**Set problem**
Pictures do not belong in the copy; transcribe everything else in the records exactly.

(Dataset items)
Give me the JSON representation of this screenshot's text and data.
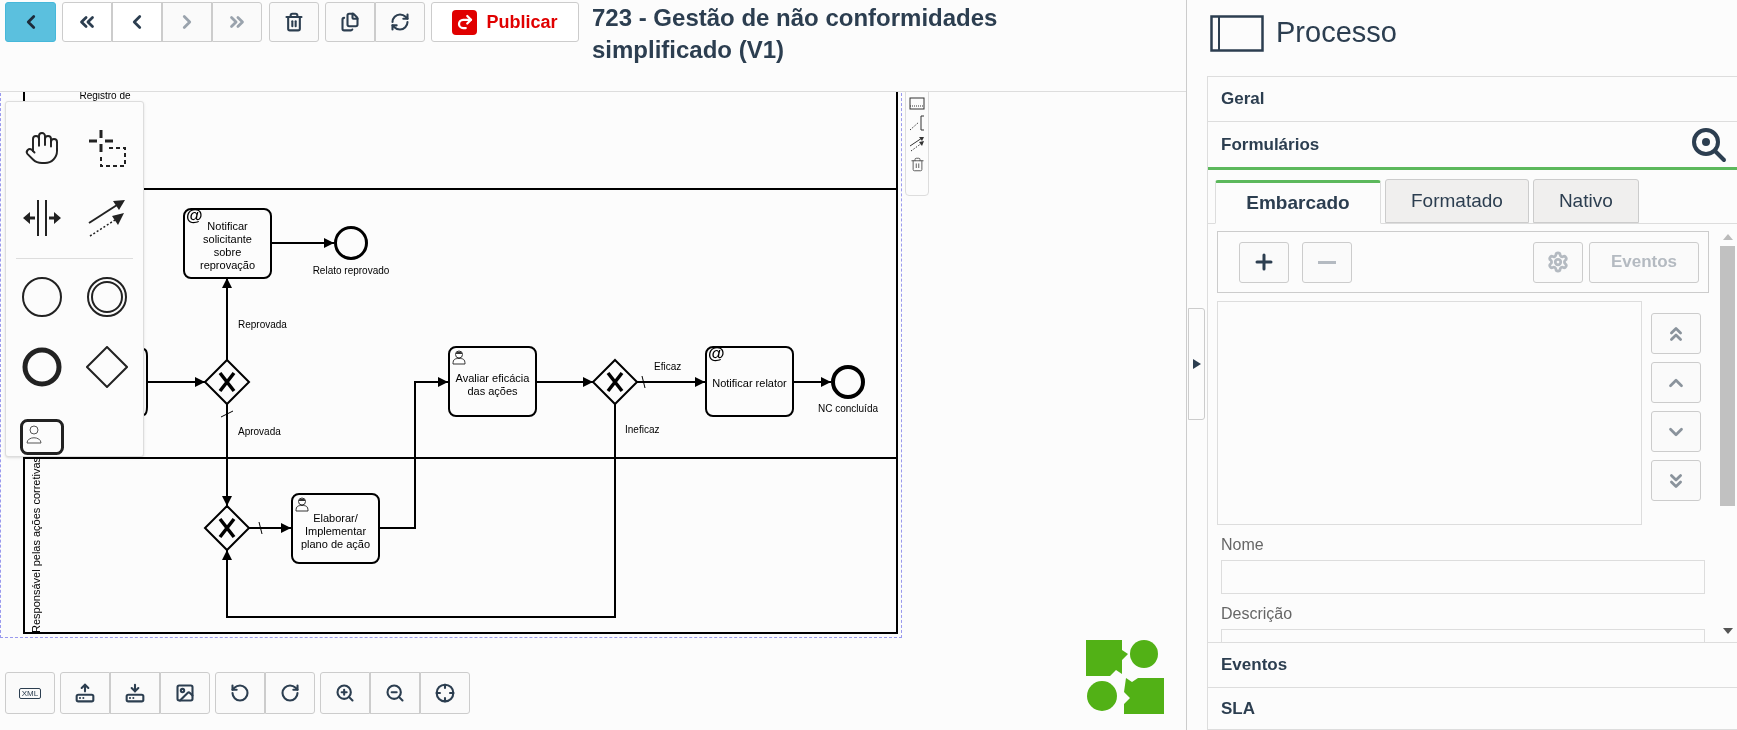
{
  "toolbar": {
    "nav_buttons": [
      {
        "kind": "first",
        "disabled": false
      },
      {
        "kind": "previous",
        "disabled": false
      },
      {
        "kind": "next",
        "disabled": true
      },
      {
        "kind": "last",
        "disabled": true
      }
    ],
    "publish_label": "Publicar"
  },
  "title": "723 - Gestão de não conformidades simplificado (V1)",
  "diagram": {
    "lanes": [
      {
        "label": "Registro de"
      },
      {
        "label": "Responsável pelas ações corretivas"
      }
    ],
    "nodes": [
      {
        "kind": "send_task",
        "marker_text": "@",
        "label": "Notificar solicitante sobre reprovação"
      },
      {
        "kind": "end",
        "label": "Relato reprovado"
      },
      {
        "kind": "user_task",
        "label": "Elaborar/ Implementar plano de ação"
      },
      {
        "kind": "user_task",
        "label": "Avaliar eficácia das ações"
      },
      {
        "kind": "send_task",
        "marker_text": "@",
        "label": "Notificar relator"
      },
      {
        "kind": "end",
        "label": "NC concluída"
      }
    ],
    "flow_labels": [
      "Reprovada",
      "Aprovada",
      "Eficaz",
      "Ineficaz"
    ]
  },
  "bottom_toolbar": {
    "xml_label": "XML"
  },
  "panel": {
    "title": "Processo",
    "sections": [
      {
        "label": "Geral",
        "expanded": false
      },
      {
        "label": "Formulários",
        "expanded": true
      }
    ],
    "tabs": [
      {
        "label": "Embarcado",
        "selected": true
      },
      {
        "label": "Formatado",
        "selected": false
      },
      {
        "label": "Nativo",
        "selected": false
      }
    ],
    "form_buttons": [
      {
        "kind": "add",
        "disabled": false
      },
      {
        "kind": "remove",
        "disabled": true
      },
      {
        "kind": "settings",
        "disabled": true
      },
      {
        "kind": "events",
        "label": "Eventos",
        "disabled": true
      }
    ],
    "fields": [
      {
        "label": "Nome"
      },
      {
        "label": "Descrição"
      }
    ],
    "more_sections": [
      {
        "label": "Eventos",
        "expanded": false
      },
      {
        "label": "SLA",
        "expanded": false
      }
    ]
  }
}
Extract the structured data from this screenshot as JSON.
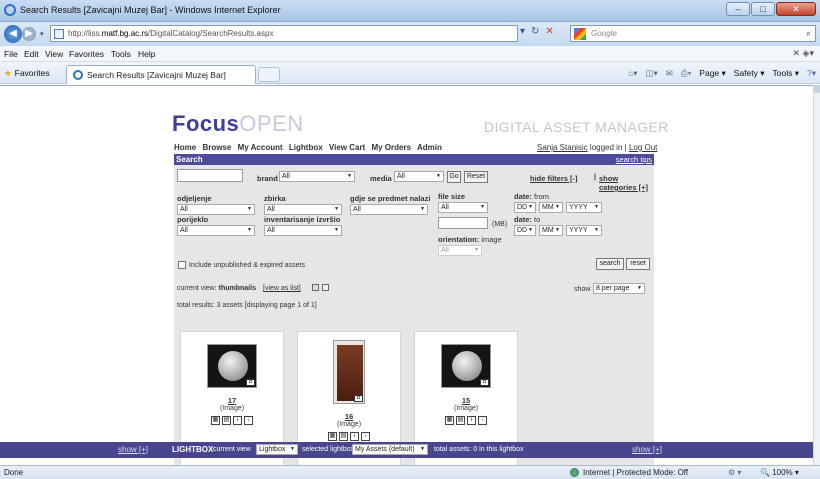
{
  "window": {
    "title": "Search Results [Zavicajni Muzej Bar] - Windows Internet Explorer",
    "url_prefix": "http://liss.",
    "url_host": "matf.bg.ac.rs",
    "url_path": "/DigitalCatalog/SearchResults.aspx",
    "search_placeholder": "Google",
    "min_label": "–",
    "max_label": "□",
    "close_label": "✕"
  },
  "menu": {
    "items": [
      "File",
      "Edit",
      "View",
      "Favorites",
      "Tools",
      "Help"
    ]
  },
  "favbar": {
    "favorites_label": "Favorites",
    "tab_title": "Search Results [Zavicajni Muzej Bar]",
    "commands": [
      "Page ▾",
      "Safety ▾",
      "Tools ▾"
    ]
  },
  "site": {
    "brand_a": "Focus",
    "brand_b": "OPEN",
    "tagline": "DIGITAL ASSET MANAGER",
    "nav": [
      "Home",
      "Browse",
      "My Account",
      "Lightbox",
      "View Cart",
      "My Orders",
      "Admin"
    ],
    "user_name": "Sanja Stanisic",
    "user_suffix": " logged in",
    "logout": "Log Out"
  },
  "search": {
    "header": "Search",
    "tips": "search tips",
    "keyword_value": "",
    "brand_label": "brand",
    "brand_value": "All",
    "media_label": "media",
    "media_value": "All",
    "go": "Go",
    "reset": "Reset",
    "hide_filters": "hide filters [-]",
    "sep": " | ",
    "show_categories": "show categories [+]",
    "odjeljenje_label": "odjeljenje",
    "odjeljenje_value": "All",
    "zbirka_label": "zbirka",
    "zbirka_value": "All",
    "gdje_label": "gdje se predmet nalazi",
    "gdje_value": "All",
    "porijeklo_label": "porijeklo",
    "porijeklo_value": "All",
    "inv_label": "inventarisanje izvršio",
    "inv_value": "All",
    "filesize_label": "file size",
    "filesize_value": "All",
    "mb_label": "(MB)",
    "orientation_label": "orientation:",
    "orientation_suffix": " image",
    "orientation_value": "All",
    "date_from_label": "date:",
    "date_from_suffix": " from",
    "date_to_label": "date:",
    "date_to_suffix": " to",
    "dd": "DD",
    "mm": "MM",
    "yyyy": "YYYY",
    "include_label": "Include unpublished & expired assets",
    "search_btn": "search",
    "reset_btn": "reset"
  },
  "results": {
    "current_view_prefix": "current view: ",
    "current_view": "thumbnails",
    "view_as_list": "[view as list]",
    "show_label": "show",
    "per_page": "8 per page",
    "total": "total results: 3 assets [displaying page 1 of 1]"
  },
  "assets": [
    {
      "num": "17",
      "type": "(Image)",
      "icon": "coin-image"
    },
    {
      "num": "16",
      "type": "(Image)",
      "icon": "cabinet-image"
    },
    {
      "num": "15",
      "type": "(Image)",
      "icon": "coin-image"
    }
  ],
  "lightbox": {
    "show_left": "show [+]",
    "title": "LIGHTBOX",
    "current_view_label": "current view",
    "current_view_value": "Lightbox",
    "selected_label": "selected lightbox",
    "selected_value": "My Assets (default)",
    "total": "total assets: 0 in this lightbox",
    "show_right": "show [+]"
  },
  "status": {
    "left": "Done",
    "zone": "Internet | Protected Mode: Off",
    "zoom": "100%"
  }
}
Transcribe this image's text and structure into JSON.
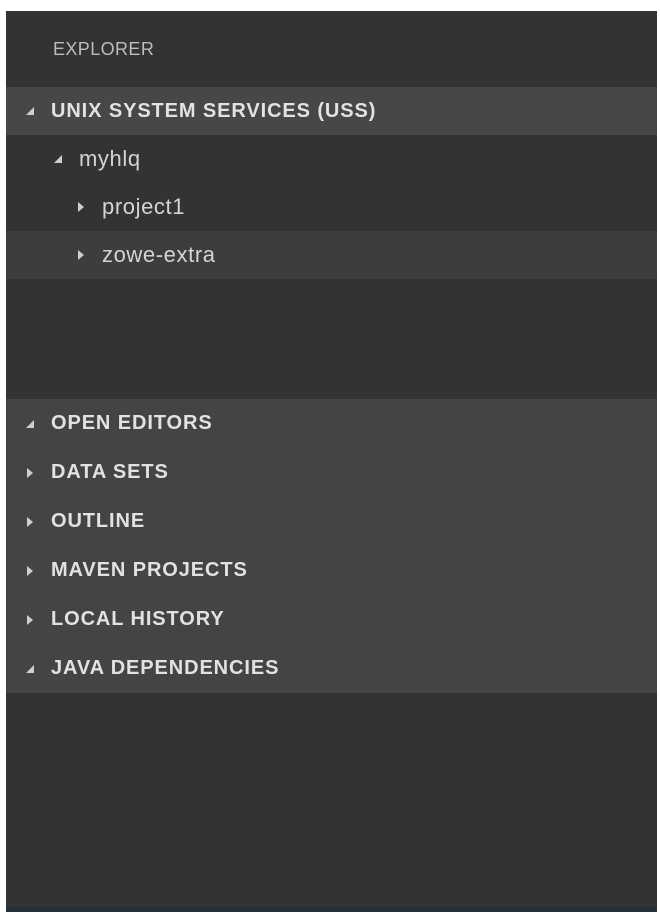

**Response to this exercise**
Give me the JSON representation of this screenshot's text and data.
{
  "toolbar": {
    "nav_buttons": [
      {
        "kind": "first",
        "disabled": false
      },
      {
        "kind": "previous",
        "disabled": false
      },
      {
        "kind": "next",
        "disabled": true
      },
      {
        "kind": "last",
        "disabled": true
      }
    ],
    "publish_label": "Publicar"
  },
  "title": "723 - Gestão de não conformidades simplificado (V1)",
  "diagram": {
    "lanes": [
      {
        "label": "Registro de"
      },
      {
        "label": "Responsável pelas ações corretivas"
      }
    ],
    "nodes": [
      {
        "kind": "send_task",
        "marker_text": "@",
        "label": "Notificar solicitante sobre reprovação"
      },
      {
        "kind": "end",
        "label": "Relato reprovado"
      },
      {
        "kind": "user_task",
        "label": "Elaborar/ Implementar plano de ação"
      },
      {
        "kind": "user_task",
        "label": "Avaliar eficácia das ações"
      },
      {
        "kind": "send_task",
        "marker_text": "@",
        "label": "Notificar relator"
      },
      {
        "kind": "end",
        "label": "NC concluída"
      }
    ],
    "flow_labels": [
      "Reprovada",
      "Aprovada",
      "Eficaz",
      "Ineficaz"
    ]
  },
  "bottom_toolbar": {
    "xml_label": "XML"
  },
  "panel": {
    "title": "Processo",
    "sections": [
      {
        "label": "Geral",
        "expanded": false
      },
      {
        "label": "Formulários",
        "expanded": true
      }
    ],
    "tabs": [
      {
        "label": "Embarcado",
        "selected": true
      },
      {
        "label": "Formatado",
        "selected": false
      },
      {
        "label": "Nativo",
        "selected": false
      }
    ],
    "form_buttons": [
      {
        "kind": "add",
        "disabled": false
      },
      {
        "kind": "remove",
        "disabled": true
      },
      {
        "kind": "settings",
        "disabled": true
      },
      {
        "kind": "events",
        "label": "Eventos",
        "disabled": true
      }
    ],
    "fields": [
      {
        "label": "Nome"
      },
      {
        "label": "Descrição"
      }
    ],
    "more_sections": [
      {
        "label": "Eventos",
        "expanded": false
      },
      {
        "label": "SLA",
        "expanded": false
      }
    ]
  }
}
Extract the structured data from this screenshot as JSON.
{
  "window": {
    "title": "Search Results [Zavicajni Muzej Bar] - Windows Internet Explorer",
    "url_prefix": "http://liss.",
    "url_host": "matf.bg.ac.rs",
    "url_path": "/DigitalCatalog/SearchResults.aspx",
    "search_placeholder": "Google",
    "min_label": "–",
    "max_label": "□",
    "close_label": "✕"
  },
  "menu": {
    "items": [
      "File",
      "Edit",
      "View",
      "Favorites",
      "Tools",
      "Help"
    ]
  },
  "favbar": {
    "favorites_label": "Favorites",
    "tab_title": "Search Results [Zavicajni Muzej Bar]",
    "commands": [
      "Page ▾",
      "Safety ▾",
      "Tools ▾"
    ]
  },
  "site": {
    "brand_a": "Focus",
    "brand_b": "OPEN",
    "tagline": "DIGITAL ASSET MANAGER",
    "nav": [
      "Home",
      "Browse",
      "My Account",
      "Lightbox",
      "View Cart",
      "My Orders",
      "Admin"
    ],
    "user_name": "Sanja Stanisic",
    "user_suffix": " logged in",
    "logout": "Log Out"
  },
  "search": {
    "header": "Search",
    "tips": "search tips",
    "keyword_value": "",
    "brand_label": "brand",
    "brand_value": "All",
    "media_label": "media",
    "media_value": "All",
    "go": "Go",
    "reset": "Reset",
    "hide_filters": "hide filters [-]",
    "sep": " | ",
    "show_categories": "show categories [+]",
    "odjeljenje_label": "odjeljenje",
    "odjeljenje_value": "All",
    "zbirka_label": "zbirka",
    "zbirka_value": "All",
    "gdje_label": "gdje se predmet nalazi",
    "gdje_value": "All",
    "porijeklo_label": "porijeklo",
    "porijeklo_value": "All",
    "inv_label": "inventarisanje izvršio",
    "inv_value": "All",
    "filesize_label": "file size",
    "filesize_value": "All",
    "mb_label": "(MB)",
    "orientation_label": "orientation:",
    "orientation_suffix": " image",
    "orientation_value": "All",
    "date_from_label": "date:",
    "date_from_suffix": " from",
    "date_to_label": "date:",
    "date_to_suffix": " to",
    "dd": "DD",
    "mm": "MM",
    "yyyy": "YYYY",
    "include_label": "Include unpublished & expired assets",
    "search_btn": "search",
    "reset_btn": "reset"
  },
  "results": {
    "current_view_prefix": "current view: ",
    "current_view": "thumbnails",
    "view_as_list": "[view as list]",
    "show_label": "show",
    "per_page": "8 per page",
    "total": "total results: 3 assets [displaying page 1 of 1]"
  },
  "assets": [
    {
      "num": "17",
      "type": "(Image)",
      "icon": "coin-image"
    },
    {
      "num": "16",
      "type": "(Image)",
      "icon": "cabinet-image"
    },
    {
      "num": "15",
      "type": "(Image)",
      "icon": "coin-image"
    }
  ],
  "lightbox": {
    "show_left": "show [+]",
    "title": "LIGHTBOX",
    "current_view_label": "current view",
    "current_view_value": "Lightbox",
    "selected_label": "selected lightbox",
    "selected_value": "My Assets (default)",
    "total": "total assets: 0 in this lightbox",
    "show_right": "show [+]"
  },
  "status": {
    "left": "Done",
    "zone": "Internet | Protected Mode: Off",
    "zoom": "100%"
  }
}
Transcribe this image's text and structure into JSON.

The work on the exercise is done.